Items from a figure collection:
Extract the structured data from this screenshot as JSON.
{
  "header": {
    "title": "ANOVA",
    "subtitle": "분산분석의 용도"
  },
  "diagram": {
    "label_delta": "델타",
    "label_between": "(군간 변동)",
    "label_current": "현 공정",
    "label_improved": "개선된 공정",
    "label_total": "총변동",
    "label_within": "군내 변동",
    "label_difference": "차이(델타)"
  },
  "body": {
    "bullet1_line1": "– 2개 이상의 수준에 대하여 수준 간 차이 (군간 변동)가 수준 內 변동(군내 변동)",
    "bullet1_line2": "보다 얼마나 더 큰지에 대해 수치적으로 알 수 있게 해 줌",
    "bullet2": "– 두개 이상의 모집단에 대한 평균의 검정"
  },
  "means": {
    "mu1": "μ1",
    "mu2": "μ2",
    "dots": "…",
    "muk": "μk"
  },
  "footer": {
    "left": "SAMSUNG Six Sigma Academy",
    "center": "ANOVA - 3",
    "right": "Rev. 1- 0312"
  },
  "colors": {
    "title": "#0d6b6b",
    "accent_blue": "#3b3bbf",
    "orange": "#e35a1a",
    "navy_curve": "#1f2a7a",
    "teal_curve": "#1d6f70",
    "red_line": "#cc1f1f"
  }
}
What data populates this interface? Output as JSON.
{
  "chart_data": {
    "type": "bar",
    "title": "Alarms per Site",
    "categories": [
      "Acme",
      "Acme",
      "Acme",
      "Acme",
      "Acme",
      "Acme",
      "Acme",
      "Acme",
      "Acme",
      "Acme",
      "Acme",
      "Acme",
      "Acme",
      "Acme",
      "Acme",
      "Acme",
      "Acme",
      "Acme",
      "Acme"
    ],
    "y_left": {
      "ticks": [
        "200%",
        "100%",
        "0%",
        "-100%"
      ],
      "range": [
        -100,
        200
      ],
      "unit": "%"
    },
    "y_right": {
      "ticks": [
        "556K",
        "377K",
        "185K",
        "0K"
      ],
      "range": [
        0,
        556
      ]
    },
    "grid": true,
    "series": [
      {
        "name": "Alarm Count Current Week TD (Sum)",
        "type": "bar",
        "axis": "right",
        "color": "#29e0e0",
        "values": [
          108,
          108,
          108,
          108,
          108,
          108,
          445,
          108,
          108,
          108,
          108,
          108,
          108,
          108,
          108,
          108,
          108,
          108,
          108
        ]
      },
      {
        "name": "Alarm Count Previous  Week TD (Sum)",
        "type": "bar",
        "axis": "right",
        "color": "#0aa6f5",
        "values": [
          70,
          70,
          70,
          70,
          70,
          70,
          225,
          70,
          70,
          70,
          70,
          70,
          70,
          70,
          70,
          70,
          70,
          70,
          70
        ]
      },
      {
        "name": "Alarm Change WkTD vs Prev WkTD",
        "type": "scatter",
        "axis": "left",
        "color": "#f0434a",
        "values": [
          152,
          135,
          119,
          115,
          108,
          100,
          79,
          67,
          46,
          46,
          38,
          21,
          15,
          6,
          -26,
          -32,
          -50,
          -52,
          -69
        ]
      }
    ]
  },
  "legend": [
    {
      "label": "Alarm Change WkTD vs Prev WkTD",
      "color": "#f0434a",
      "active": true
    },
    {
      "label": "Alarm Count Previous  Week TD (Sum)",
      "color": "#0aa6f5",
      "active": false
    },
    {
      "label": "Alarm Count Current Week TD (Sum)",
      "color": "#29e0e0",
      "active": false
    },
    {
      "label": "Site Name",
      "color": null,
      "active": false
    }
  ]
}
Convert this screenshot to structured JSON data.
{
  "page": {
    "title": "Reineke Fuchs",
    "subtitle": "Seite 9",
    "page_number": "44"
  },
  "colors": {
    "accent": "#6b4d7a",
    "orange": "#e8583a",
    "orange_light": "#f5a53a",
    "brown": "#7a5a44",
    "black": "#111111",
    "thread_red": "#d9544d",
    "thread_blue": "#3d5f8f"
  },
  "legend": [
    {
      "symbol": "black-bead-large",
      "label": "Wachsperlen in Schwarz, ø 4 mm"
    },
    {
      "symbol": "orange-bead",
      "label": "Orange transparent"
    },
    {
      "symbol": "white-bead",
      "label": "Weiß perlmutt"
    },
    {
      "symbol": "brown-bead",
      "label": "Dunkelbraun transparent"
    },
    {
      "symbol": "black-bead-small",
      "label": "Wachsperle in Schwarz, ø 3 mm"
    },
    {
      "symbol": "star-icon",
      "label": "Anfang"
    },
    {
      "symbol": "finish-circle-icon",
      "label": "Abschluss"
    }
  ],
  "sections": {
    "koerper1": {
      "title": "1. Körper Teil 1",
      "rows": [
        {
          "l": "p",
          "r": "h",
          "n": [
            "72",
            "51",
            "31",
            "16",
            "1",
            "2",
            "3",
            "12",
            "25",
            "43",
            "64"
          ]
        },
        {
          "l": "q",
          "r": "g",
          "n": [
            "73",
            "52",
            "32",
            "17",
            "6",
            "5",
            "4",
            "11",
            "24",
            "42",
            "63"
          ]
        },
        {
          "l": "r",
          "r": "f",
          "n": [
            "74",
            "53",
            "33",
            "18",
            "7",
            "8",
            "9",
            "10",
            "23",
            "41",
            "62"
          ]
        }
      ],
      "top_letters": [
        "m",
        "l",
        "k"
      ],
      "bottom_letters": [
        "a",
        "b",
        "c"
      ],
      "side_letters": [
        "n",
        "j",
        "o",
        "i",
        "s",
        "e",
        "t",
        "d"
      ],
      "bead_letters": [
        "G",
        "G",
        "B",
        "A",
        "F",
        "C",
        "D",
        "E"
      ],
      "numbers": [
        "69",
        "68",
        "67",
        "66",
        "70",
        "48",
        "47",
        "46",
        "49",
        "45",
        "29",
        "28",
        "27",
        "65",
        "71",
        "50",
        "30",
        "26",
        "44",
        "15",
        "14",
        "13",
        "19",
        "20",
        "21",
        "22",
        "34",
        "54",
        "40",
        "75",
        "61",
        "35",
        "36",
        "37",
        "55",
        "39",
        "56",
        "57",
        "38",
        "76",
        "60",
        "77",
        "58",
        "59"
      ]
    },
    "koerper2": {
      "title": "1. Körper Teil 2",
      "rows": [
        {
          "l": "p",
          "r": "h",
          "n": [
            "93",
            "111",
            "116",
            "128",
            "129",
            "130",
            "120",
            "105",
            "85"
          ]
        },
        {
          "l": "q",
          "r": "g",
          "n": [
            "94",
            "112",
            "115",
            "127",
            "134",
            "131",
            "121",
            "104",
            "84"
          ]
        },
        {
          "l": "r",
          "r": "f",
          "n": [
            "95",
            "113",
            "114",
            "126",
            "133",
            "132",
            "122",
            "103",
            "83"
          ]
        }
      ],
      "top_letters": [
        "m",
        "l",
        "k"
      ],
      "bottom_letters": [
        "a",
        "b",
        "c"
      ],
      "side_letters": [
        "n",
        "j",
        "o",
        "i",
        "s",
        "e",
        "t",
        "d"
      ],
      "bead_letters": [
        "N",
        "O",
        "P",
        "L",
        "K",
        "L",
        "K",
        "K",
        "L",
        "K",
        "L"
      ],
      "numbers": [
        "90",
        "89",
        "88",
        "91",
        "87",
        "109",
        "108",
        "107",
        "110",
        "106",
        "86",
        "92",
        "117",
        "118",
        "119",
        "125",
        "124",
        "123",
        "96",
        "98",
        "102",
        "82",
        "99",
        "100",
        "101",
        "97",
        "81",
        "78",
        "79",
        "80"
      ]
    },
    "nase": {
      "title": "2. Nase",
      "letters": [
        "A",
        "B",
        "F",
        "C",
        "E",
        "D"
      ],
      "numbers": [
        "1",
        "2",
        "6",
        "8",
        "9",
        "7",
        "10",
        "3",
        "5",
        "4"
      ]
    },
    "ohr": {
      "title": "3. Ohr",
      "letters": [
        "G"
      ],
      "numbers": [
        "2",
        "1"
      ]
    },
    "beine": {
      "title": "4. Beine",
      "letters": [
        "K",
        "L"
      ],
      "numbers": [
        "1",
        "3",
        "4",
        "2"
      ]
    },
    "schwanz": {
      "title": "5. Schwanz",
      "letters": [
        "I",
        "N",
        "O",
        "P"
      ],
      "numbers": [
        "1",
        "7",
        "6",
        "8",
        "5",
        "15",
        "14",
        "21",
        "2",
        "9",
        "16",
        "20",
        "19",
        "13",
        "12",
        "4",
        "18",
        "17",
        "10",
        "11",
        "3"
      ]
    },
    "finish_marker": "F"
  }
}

◆ **Work to be completed**
Establish how many lines of the records contain the string "this" and state that number without elaboration.

◆ **Correct output**
3